Set exercise :: Type out the material below exactly.

(Lines of data)
++++++
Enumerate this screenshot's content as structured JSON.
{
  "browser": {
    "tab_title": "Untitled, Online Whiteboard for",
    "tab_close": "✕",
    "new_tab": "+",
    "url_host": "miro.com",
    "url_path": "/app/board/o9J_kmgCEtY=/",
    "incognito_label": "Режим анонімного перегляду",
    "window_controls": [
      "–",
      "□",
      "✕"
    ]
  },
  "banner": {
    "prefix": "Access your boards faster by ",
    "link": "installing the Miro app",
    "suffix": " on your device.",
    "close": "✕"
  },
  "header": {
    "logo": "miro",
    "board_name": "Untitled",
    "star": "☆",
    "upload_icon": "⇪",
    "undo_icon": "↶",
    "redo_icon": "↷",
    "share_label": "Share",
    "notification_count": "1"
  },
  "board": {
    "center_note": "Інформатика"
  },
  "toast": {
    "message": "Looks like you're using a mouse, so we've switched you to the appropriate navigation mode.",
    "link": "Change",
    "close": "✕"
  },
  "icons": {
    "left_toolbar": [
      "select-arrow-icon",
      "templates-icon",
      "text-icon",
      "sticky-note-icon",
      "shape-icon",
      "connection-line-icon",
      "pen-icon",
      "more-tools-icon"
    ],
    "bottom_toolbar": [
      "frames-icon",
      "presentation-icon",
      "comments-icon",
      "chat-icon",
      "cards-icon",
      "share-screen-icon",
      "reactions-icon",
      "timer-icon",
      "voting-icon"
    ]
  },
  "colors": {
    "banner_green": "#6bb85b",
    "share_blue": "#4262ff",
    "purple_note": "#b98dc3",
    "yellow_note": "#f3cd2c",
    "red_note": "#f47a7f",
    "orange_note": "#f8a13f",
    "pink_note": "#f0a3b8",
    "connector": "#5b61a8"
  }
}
++++++
Output of the task ::
Enumerate this screenshot's content as structured JSON.
{
  "browser": {
    "tab_title": "Untitled, Online Whiteboard for",
    "tab_close": "✕",
    "new_tab": "+",
    "url_host": "miro.com",
    "url_path": "/app/board/o9J_kmgCEtY=/",
    "incognito_label": "Режим анонімного перегляду",
    "window_controls": [
      "–",
      "□",
      "✕"
    ]
  },
  "banner": {
    "prefix": "Access your boards faster by ",
    "link": "installing the Miro app",
    "suffix": " on your device.",
    "close": "✕"
  },
  "header": {
    "logo": "miro",
    "board_name": "Untitled",
    "star": "☆",
    "upload_icon": "⇪",
    "undo_icon": "↶",
    "redo_icon": "↷",
    "share_label": "Share",
    "notification_count": "1"
  },
  "board": {
    "center_note": "Інформатика"
  },
  "toast": {
    "message": "Looks like you're using a mouse, so we've switched you to the appropriate navigation mode.",
    "link": "Change",
    "close": "✕"
  },
  "icons": {
    "left_toolbar": [
      "select-arrow-icon",
      "templates-icon",
      "text-icon",
      "sticky-note-icon",
      "shape-icon",
      "connection-line-icon",
      "pen-icon",
      "more-tools-icon"
    ],
    "bottom_toolbar": [
      "frames-icon",
      "presentation-icon",
      "comments-icon",
      "chat-icon",
      "cards-icon",
      "share-screen-icon",
      "reactions-icon",
      "timer-icon",
      "voting-icon"
    ]
  },
  "colors": {
    "banner_green": "#6bb85b",
    "share_blue": "#4262ff",
    "purple_note": "#b98dc3",
    "yellow_note": "#f3cd2c",
    "red_note": "#f47a7f",
    "orange_note": "#f8a13f",
    "pink_note": "#f0a3b8",
    "connector": "#5b61a8"
  }
}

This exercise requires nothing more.